In how many lines of the data does the word "icon" appear? Give the number by itself.

⁂

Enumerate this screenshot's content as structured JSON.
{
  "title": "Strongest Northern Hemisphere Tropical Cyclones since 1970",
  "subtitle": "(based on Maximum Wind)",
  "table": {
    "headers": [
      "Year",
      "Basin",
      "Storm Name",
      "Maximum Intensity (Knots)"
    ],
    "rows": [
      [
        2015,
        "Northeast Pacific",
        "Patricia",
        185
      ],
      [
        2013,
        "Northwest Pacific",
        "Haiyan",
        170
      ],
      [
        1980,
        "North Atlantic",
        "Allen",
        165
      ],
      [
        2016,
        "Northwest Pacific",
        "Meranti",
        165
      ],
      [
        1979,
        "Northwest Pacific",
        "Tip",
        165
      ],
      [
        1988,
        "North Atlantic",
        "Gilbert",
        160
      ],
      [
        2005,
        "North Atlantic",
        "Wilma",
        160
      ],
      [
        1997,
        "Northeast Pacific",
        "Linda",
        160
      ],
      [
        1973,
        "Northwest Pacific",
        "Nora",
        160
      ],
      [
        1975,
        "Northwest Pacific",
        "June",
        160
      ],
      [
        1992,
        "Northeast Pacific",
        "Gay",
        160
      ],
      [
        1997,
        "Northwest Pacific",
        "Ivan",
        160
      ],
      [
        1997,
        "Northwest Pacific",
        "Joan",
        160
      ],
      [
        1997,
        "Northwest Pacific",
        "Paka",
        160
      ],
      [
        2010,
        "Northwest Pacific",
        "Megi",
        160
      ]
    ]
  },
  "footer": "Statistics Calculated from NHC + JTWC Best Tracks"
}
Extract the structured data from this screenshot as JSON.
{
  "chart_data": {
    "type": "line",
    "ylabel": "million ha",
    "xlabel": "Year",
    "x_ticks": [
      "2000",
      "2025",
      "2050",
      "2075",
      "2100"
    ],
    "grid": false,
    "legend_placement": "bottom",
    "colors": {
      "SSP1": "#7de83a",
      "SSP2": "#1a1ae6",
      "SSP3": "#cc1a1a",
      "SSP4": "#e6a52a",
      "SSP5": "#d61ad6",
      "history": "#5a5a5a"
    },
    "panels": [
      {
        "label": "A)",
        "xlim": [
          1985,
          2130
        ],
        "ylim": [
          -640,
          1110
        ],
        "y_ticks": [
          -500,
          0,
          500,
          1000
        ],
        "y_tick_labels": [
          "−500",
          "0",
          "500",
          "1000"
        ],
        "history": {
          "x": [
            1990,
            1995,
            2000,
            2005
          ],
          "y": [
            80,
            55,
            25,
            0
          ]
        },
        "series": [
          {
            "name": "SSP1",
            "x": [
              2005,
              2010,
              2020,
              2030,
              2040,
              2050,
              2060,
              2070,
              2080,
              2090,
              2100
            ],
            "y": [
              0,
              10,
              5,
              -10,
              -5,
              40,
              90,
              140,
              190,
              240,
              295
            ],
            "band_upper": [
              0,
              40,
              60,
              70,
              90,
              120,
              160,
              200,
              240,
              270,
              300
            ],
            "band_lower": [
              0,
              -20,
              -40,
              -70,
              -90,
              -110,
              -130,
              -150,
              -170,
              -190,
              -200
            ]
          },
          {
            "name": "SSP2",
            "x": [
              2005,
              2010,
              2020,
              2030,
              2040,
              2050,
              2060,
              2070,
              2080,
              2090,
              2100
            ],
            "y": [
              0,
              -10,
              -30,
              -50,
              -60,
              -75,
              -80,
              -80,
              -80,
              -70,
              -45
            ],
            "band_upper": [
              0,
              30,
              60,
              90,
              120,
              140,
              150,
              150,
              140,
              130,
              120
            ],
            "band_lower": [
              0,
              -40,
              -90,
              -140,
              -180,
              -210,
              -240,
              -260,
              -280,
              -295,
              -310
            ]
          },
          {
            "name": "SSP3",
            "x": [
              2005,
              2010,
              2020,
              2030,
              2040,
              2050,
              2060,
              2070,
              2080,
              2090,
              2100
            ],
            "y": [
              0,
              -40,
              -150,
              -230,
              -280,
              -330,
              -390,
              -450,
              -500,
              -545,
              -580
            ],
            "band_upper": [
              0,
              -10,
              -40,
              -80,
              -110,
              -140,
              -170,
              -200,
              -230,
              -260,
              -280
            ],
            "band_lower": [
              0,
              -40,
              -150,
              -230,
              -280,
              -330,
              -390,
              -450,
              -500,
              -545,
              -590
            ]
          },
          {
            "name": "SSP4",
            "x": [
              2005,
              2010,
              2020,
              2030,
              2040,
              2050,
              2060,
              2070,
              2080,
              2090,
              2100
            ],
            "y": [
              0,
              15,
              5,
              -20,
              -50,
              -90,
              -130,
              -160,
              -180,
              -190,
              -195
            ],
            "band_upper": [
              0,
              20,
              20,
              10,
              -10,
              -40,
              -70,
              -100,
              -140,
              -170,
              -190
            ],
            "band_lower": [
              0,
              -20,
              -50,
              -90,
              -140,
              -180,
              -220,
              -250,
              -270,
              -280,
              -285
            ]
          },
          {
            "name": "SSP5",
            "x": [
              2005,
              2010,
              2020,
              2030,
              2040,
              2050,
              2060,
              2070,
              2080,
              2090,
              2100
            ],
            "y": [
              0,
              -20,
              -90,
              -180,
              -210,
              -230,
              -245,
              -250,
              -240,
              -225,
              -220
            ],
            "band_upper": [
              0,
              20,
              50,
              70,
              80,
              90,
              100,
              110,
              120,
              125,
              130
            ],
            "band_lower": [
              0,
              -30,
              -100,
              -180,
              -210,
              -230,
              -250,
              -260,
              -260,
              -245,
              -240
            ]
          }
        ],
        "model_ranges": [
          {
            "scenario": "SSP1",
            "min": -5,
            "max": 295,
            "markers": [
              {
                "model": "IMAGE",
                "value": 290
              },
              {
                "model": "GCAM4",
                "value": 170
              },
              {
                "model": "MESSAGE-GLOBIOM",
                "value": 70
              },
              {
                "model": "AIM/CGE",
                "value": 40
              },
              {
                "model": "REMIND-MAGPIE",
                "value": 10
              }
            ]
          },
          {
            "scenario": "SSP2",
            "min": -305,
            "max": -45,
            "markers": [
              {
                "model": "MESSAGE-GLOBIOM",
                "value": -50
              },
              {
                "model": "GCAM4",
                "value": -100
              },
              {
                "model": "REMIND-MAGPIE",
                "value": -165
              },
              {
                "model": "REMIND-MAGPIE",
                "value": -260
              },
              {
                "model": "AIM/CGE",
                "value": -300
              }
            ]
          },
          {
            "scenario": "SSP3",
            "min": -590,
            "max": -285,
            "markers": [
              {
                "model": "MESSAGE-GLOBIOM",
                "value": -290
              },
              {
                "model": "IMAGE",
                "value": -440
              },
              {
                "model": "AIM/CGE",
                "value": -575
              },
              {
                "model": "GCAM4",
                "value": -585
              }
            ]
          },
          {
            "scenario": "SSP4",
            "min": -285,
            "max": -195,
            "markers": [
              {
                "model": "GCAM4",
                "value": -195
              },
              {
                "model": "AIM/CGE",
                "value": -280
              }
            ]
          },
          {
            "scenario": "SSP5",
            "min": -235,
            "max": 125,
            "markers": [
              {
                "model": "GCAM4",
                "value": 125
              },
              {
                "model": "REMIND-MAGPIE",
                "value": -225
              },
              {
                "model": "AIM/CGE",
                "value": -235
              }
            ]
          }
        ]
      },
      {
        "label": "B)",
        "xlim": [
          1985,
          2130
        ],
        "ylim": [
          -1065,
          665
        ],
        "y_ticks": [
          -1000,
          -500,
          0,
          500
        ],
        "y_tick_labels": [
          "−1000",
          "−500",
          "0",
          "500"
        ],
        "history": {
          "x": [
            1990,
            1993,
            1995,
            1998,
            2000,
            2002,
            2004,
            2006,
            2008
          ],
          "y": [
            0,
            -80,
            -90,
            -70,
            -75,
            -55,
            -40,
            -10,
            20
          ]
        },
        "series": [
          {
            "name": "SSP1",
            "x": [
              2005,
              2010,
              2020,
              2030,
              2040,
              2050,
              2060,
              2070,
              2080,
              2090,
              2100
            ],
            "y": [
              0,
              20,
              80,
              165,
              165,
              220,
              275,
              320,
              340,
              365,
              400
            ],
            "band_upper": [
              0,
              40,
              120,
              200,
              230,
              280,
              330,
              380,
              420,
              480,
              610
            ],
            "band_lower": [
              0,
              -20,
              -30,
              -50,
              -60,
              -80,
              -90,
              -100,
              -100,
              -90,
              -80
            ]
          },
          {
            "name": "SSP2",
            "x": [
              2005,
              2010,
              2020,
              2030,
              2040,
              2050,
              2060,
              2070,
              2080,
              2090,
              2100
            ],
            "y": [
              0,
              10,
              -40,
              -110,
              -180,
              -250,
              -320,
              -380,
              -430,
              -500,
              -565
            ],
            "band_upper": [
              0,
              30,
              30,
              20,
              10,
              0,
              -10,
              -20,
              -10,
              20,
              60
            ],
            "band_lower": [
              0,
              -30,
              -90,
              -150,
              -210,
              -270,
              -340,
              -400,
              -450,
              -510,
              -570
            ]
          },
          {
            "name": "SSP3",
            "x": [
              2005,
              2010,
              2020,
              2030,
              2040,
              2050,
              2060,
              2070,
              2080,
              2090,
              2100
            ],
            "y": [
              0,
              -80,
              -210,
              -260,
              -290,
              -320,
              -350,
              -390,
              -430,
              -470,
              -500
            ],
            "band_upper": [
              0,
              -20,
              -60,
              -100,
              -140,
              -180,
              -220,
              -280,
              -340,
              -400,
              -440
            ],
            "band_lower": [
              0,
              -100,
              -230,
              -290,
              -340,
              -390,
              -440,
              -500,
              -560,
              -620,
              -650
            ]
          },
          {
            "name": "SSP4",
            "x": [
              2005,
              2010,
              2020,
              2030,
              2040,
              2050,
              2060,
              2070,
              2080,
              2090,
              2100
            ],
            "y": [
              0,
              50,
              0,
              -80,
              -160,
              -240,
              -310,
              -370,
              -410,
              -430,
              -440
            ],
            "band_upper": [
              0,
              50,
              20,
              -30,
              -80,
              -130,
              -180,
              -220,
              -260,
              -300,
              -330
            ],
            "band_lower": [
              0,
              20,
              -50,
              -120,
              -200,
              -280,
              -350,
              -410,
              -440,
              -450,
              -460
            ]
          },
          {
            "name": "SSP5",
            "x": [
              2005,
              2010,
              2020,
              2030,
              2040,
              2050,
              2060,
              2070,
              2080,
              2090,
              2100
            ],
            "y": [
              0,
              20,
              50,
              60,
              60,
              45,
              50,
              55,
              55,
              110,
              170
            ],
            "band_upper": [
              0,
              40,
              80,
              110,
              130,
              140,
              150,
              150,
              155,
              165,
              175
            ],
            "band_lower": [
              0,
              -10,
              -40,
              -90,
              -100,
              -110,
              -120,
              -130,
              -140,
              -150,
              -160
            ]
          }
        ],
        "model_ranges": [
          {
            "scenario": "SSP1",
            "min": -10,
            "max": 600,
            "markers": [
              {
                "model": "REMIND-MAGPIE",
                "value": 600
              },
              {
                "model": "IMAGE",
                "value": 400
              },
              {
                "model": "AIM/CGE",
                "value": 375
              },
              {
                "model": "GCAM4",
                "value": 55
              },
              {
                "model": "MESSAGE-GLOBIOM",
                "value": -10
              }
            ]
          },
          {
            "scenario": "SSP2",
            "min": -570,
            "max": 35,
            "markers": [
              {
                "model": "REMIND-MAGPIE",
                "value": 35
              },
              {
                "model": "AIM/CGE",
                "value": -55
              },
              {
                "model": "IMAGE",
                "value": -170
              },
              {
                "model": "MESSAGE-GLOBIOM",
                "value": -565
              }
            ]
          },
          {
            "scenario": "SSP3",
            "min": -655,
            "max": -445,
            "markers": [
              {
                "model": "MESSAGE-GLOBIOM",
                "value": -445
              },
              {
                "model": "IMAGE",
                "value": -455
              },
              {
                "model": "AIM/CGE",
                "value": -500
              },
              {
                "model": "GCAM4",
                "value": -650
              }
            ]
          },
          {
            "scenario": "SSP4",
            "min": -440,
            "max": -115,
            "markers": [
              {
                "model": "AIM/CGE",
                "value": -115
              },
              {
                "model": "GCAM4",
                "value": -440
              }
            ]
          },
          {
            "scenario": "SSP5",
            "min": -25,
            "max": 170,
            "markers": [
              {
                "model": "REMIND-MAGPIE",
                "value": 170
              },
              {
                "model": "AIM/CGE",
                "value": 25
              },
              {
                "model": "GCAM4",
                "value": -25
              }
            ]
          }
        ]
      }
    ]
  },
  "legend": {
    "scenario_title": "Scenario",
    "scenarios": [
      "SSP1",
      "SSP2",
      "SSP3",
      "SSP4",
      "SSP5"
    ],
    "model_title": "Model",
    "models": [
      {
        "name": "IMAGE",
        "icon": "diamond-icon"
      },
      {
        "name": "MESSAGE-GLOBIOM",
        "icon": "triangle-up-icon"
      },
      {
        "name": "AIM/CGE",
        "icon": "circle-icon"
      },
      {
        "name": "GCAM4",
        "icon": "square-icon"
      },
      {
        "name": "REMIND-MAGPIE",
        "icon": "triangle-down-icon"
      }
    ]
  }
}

⁂

The solution - 5